───── Material

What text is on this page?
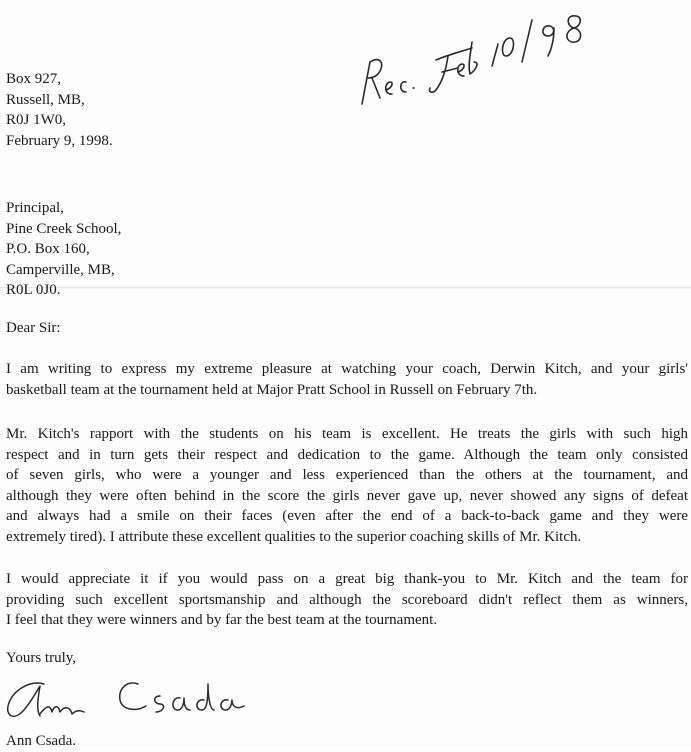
Box 927,
Russell, MB,
R0J 1W0,
February 9, 1998.
Principal,
Pine Creek School,
P.O. Box 160,
Camperville, MB,
R0L 0J0.
Dear Sir:
I am writing to express my extreme pleasure at watching your coach, Derwin Kitch, and your girls'
basketball team at the tournament held at Major Pratt School in Russell on February 7th.
Mr. Kitch's rapport with the students on his team is excellent. He treats the girls with such high
respect and in turn gets their respect and dedication to the game. Although the team only consisted
of seven girls, who were a younger and less experienced than the others at the tournament, and
although they were often behind in the score the girls never gave up, never showed any signs of defeat
and always had a smile on their faces (even after the end of a back-to-back game and they were
extremely tired). I attribute these excellent qualities to the superior coaching skills of Mr. Kitch.
I would appreciate it if you would pass on a great big thank-you to Mr. Kitch and the team for
providing such excellent sportsmanship and although the scoreboard didn't reflect them as winners,
I feel that they were winners and by far the best team at the tournament.
Yours truly,
Ann Csada.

──────────

Exercise aim » Copy all lines above containing the string "girls".

Output below »
I am writing to express my extreme pleasure at watching your coach, Derwin Kitch, and your girls'
Mr. Kitch's rapport with the students on his team is excellent. He treats the girls with such high
of seven girls, who were a younger and less experienced than the others at the tournament, and
although they were often behind in the score the girls never gave up, never showed any signs of defeat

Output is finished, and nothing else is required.